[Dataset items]

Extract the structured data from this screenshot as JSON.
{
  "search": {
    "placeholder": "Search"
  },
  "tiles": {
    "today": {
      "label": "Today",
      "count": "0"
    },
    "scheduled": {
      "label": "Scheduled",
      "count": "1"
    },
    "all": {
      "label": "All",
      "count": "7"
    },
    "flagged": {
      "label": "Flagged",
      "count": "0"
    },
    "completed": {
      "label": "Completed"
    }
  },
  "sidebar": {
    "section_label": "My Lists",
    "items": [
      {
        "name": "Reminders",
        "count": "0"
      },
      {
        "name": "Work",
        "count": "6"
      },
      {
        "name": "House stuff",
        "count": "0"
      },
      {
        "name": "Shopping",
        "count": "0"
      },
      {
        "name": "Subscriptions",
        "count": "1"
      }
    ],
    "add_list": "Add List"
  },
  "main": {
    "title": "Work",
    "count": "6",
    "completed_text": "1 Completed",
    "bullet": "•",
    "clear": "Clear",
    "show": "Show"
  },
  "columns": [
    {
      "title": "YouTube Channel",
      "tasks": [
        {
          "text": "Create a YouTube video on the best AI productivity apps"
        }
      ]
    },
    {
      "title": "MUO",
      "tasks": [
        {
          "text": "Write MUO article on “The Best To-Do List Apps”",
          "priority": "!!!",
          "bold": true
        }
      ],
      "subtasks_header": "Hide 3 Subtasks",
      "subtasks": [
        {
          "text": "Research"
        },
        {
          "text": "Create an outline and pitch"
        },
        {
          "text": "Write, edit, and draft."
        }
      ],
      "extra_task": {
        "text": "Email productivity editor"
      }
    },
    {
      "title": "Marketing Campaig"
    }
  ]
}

◆ GOAL OF THE EXERCISE: The full set of records should be duplicated exactly.

◆ FULL SOLUTION:
Extract the structured data from this screenshot as JSON.
{
  "search": {
    "placeholder": "Search"
  },
  "tiles": {
    "today": {
      "label": "Today",
      "count": "0"
    },
    "scheduled": {
      "label": "Scheduled",
      "count": "1"
    },
    "all": {
      "label": "All",
      "count": "7"
    },
    "flagged": {
      "label": "Flagged",
      "count": "0"
    },
    "completed": {
      "label": "Completed"
    }
  },
  "sidebar": {
    "section_label": "My Lists",
    "items": [
      {
        "name": "Reminders",
        "count": "0"
      },
      {
        "name": "Work",
        "count": "6"
      },
      {
        "name": "House stuff",
        "count": "0"
      },
      {
        "name": "Shopping",
        "count": "0"
      },
      {
        "name": "Subscriptions",
        "count": "1"
      }
    ],
    "add_list": "Add List"
  },
  "main": {
    "title": "Work",
    "count": "6",
    "completed_text": "1 Completed",
    "bullet": "•",
    "clear": "Clear",
    "show": "Show"
  },
  "columns": [
    {
      "title": "YouTube Channel",
      "tasks": [
        {
          "text": "Create a YouTube video on the best AI productivity apps"
        }
      ]
    },
    {
      "title": "MUO",
      "tasks": [
        {
          "text": "Write MUO article on “The Best To-Do List Apps”",
          "priority": "!!!",
          "bold": true
        }
      ],
      "subtasks_header": "Hide 3 Subtasks",
      "subtasks": [
        {
          "text": "Research"
        },
        {
          "text": "Create an outline and pitch"
        },
        {
          "text": "Write, edit, and draft."
        }
      ],
      "extra_task": {
        "text": "Email productivity editor"
      }
    },
    {
      "title": "Marketing Campaig"
    }
  ]
}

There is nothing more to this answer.